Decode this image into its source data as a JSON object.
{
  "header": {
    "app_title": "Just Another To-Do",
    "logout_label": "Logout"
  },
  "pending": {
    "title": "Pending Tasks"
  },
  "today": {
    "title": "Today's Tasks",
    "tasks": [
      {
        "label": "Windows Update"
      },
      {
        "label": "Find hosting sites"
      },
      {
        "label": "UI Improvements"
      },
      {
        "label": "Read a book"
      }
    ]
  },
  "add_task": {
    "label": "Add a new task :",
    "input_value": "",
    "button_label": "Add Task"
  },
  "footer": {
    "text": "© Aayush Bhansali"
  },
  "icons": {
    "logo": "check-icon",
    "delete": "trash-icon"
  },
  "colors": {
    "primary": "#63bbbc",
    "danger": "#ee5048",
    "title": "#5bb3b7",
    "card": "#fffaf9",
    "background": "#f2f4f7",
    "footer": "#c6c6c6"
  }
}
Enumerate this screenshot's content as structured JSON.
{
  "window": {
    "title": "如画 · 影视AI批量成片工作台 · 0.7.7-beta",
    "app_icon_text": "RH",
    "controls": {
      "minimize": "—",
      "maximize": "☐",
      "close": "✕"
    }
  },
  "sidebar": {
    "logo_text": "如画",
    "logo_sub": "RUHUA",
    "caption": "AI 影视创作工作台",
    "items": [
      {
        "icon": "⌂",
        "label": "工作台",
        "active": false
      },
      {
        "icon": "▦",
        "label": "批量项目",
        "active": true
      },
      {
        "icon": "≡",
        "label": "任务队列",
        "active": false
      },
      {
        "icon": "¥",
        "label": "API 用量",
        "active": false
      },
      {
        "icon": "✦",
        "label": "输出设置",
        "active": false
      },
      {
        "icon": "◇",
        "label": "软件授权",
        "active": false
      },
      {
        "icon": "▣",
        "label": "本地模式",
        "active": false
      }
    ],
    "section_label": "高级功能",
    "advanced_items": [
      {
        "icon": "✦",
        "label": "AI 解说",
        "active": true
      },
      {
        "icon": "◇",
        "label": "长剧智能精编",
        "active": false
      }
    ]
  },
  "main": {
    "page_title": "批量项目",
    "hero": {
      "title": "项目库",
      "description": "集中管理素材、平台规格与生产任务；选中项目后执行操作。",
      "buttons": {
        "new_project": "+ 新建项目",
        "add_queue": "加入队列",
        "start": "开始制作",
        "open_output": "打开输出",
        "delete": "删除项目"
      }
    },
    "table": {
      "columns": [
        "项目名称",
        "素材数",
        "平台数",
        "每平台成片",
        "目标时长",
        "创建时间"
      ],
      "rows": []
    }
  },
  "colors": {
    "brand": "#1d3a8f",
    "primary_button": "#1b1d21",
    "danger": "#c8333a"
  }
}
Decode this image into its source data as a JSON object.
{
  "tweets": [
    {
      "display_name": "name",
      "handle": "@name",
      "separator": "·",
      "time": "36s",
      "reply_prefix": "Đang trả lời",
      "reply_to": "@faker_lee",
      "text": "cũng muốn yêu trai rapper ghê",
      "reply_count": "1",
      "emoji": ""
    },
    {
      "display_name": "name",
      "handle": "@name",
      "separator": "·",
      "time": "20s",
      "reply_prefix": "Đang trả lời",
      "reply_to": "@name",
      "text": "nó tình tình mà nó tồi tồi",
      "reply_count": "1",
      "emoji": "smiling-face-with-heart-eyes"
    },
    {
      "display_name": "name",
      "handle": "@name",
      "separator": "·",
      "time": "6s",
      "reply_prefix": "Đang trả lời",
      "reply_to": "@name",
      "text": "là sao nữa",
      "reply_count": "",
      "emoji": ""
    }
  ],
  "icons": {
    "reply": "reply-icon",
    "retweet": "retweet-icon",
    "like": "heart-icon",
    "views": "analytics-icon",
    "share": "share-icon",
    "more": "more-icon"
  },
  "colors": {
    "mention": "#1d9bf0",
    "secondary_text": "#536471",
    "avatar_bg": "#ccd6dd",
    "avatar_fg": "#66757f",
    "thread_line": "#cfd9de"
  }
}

• WHAT YOU HAVE TO DO:
Repeat every line of the material exactly as given.

• RESPONSE FOR THIS EXERCISE:
Decode this image into its source data as a JSON object.
{
  "header": {
    "app_title": "Just Another To-Do",
    "logout_label": "Logout"
  },
  "pending": {
    "title": "Pending Tasks"
  },
  "today": {
    "title": "Today's Tasks",
    "tasks": [
      {
        "label": "Windows Update"
      },
      {
        "label": "Find hosting sites"
      },
      {
        "label": "UI Improvements"
      },
      {
        "label": "Read a book"
      }
    ]
  },
  "add_task": {
    "label": "Add a new task :",
    "input_value": "",
    "button_label": "Add Task"
  },
  "footer": {
    "text": "© Aayush Bhansali"
  },
  "icons": {
    "logo": "check-icon",
    "delete": "trash-icon"
  },
  "colors": {
    "primary": "#63bbbc",
    "danger": "#ee5048",
    "title": "#5bb3b7",
    "card": "#fffaf9",
    "background": "#f2f4f7",
    "footer": "#c6c6c6"
  }
}
Enumerate this screenshot's content as structured JSON.
{
  "window": {
    "title": "如画 · 影视AI批量成片工作台 · 0.7.7-beta",
    "app_icon_text": "RH",
    "controls": {
      "minimize": "—",
      "maximize": "☐",
      "close": "✕"
    }
  },
  "sidebar": {
    "logo_text": "如画",
    "logo_sub": "RUHUA",
    "caption": "AI 影视创作工作台",
    "items": [
      {
        "icon": "⌂",
        "label": "工作台",
        "active": false
      },
      {
        "icon": "▦",
        "label": "批量项目",
        "active": true
      },
      {
        "icon": "≡",
        "label": "任务队列",
        "active": false
      },
      {
        "icon": "¥",
        "label": "API 用量",
        "active": false
      },
      {
        "icon": "✦",
        "label": "输出设置",
        "active": false
      },
      {
        "icon": "◇",
        "label": "软件授权",
        "active": false
      },
      {
        "icon": "▣",
        "label": "本地模式",
        "active": false
      }
    ],
    "section_label": "高级功能",
    "advanced_items": [
      {
        "icon": "✦",
        "label": "AI 解说",
        "active": true
      },
      {
        "icon": "◇",
        "label": "长剧智能精编",
        "active": false
      }
    ]
  },
  "main": {
    "page_title": "批量项目",
    "hero": {
      "title": "项目库",
      "description": "集中管理素材、平台规格与生产任务；选中项目后执行操作。",
      "buttons": {
        "new_project": "+ 新建项目",
        "add_queue": "加入队列",
        "start": "开始制作",
        "open_output": "打开输出",
        "delete": "删除项目"
      }
    },
    "table": {
      "columns": [
        "项目名称",
        "素材数",
        "平台数",
        "每平台成片",
        "目标时长",
        "创建时间"
      ],
      "rows": []
    }
  },
  "colors": {
    "brand": "#1d3a8f",
    "primary_button": "#1b1d21",
    "danger": "#c8333a"
  }
}
Decode this image into its source data as a JSON object.
{
  "tweets": [
    {
      "display_name": "name",
      "handle": "@name",
      "separator": "·",
      "time": "36s",
      "reply_prefix": "Đang trả lời",
      "reply_to": "@faker_lee",
      "text": "cũng muốn yêu trai rapper ghê",
      "reply_count": "1",
      "emoji": ""
    },
    {
      "display_name": "name",
      "handle": "@name",
      "separator": "·",
      "time": "20s",
      "reply_prefix": "Đang trả lời",
      "reply_to": "@name",
      "text": "nó tình tình mà nó tồi tồi",
      "reply_count": "1",
      "emoji": "smiling-face-with-heart-eyes"
    },
    {
      "display_name": "name",
      "handle": "@name",
      "separator": "·",
      "time": "6s",
      "reply_prefix": "Đang trả lời",
      "reply_to": "@name",
      "text": "là sao nữa",
      "reply_count": "",
      "emoji": ""
    }
  ],
  "icons": {
    "reply": "reply-icon",
    "retweet": "retweet-icon",
    "like": "heart-icon",
    "views": "analytics-icon",
    "share": "share-icon",
    "more": "more-icon"
  },
  "colors": {
    "mention": "#1d9bf0",
    "secondary_text": "#536471",
    "avatar_bg": "#ccd6dd",
    "avatar_fg": "#66757f",
    "thread_line": "#cfd9de"
  }
}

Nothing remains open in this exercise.